> WORK INSTRUCTION: How many of the lines below contain the word "three"? Only the number is wanted.

[[ RECORD EXTRACTS, beginning ]]

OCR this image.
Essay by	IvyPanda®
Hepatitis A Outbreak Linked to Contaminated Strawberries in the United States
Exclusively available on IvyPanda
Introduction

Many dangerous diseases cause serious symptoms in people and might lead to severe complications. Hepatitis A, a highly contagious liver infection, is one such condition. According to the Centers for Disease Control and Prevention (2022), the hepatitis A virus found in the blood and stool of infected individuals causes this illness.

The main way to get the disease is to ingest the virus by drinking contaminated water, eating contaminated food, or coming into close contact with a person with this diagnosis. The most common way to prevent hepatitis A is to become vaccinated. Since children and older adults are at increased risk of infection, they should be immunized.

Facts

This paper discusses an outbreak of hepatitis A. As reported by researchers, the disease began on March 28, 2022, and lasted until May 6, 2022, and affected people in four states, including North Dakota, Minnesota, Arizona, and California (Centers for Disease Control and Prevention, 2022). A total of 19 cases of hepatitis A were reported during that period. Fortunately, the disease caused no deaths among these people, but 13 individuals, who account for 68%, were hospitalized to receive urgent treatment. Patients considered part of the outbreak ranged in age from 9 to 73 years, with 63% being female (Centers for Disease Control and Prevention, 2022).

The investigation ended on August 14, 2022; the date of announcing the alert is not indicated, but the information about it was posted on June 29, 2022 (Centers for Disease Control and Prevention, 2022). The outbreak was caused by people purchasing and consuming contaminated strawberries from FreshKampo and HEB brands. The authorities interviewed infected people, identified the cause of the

[[ RECORD EXTRACTS, end ]]
[[ RECORD EXTRACTS, beginning ]]

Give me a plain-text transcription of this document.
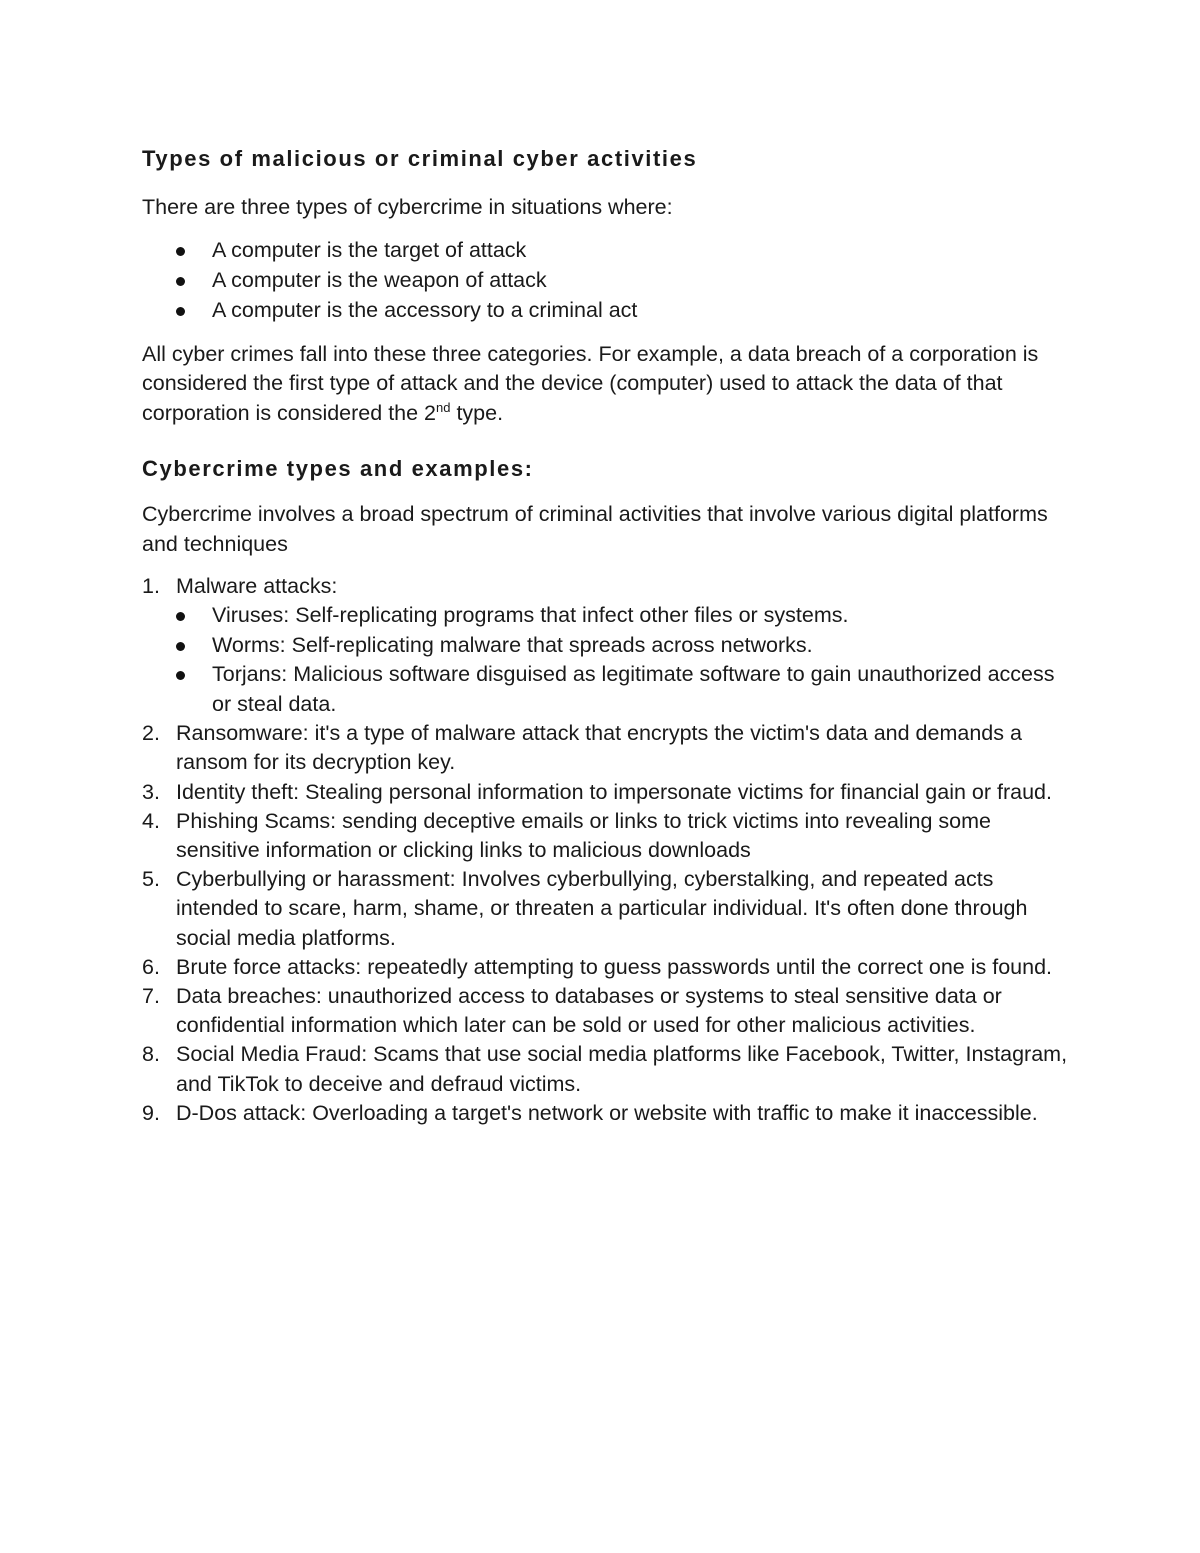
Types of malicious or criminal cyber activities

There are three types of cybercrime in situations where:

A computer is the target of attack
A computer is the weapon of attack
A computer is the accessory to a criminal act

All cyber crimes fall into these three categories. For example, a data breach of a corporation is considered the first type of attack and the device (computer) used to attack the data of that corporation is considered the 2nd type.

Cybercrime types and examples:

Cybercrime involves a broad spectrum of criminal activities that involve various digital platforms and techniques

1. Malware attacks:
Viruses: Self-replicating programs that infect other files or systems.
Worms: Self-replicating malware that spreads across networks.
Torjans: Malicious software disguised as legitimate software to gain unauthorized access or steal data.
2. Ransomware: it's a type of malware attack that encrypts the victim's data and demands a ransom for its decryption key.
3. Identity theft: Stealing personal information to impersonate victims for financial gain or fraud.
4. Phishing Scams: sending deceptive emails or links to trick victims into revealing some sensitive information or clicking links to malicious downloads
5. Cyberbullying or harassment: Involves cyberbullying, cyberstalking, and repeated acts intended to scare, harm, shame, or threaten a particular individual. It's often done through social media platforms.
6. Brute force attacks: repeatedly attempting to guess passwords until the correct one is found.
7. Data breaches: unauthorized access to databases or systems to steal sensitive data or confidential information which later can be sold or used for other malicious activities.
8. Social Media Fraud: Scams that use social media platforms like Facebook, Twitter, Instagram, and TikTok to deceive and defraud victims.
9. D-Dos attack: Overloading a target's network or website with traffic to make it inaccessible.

[[ RECORD EXTRACTS, end ]]

> SOLUTION TO THIS EXERCISE: 2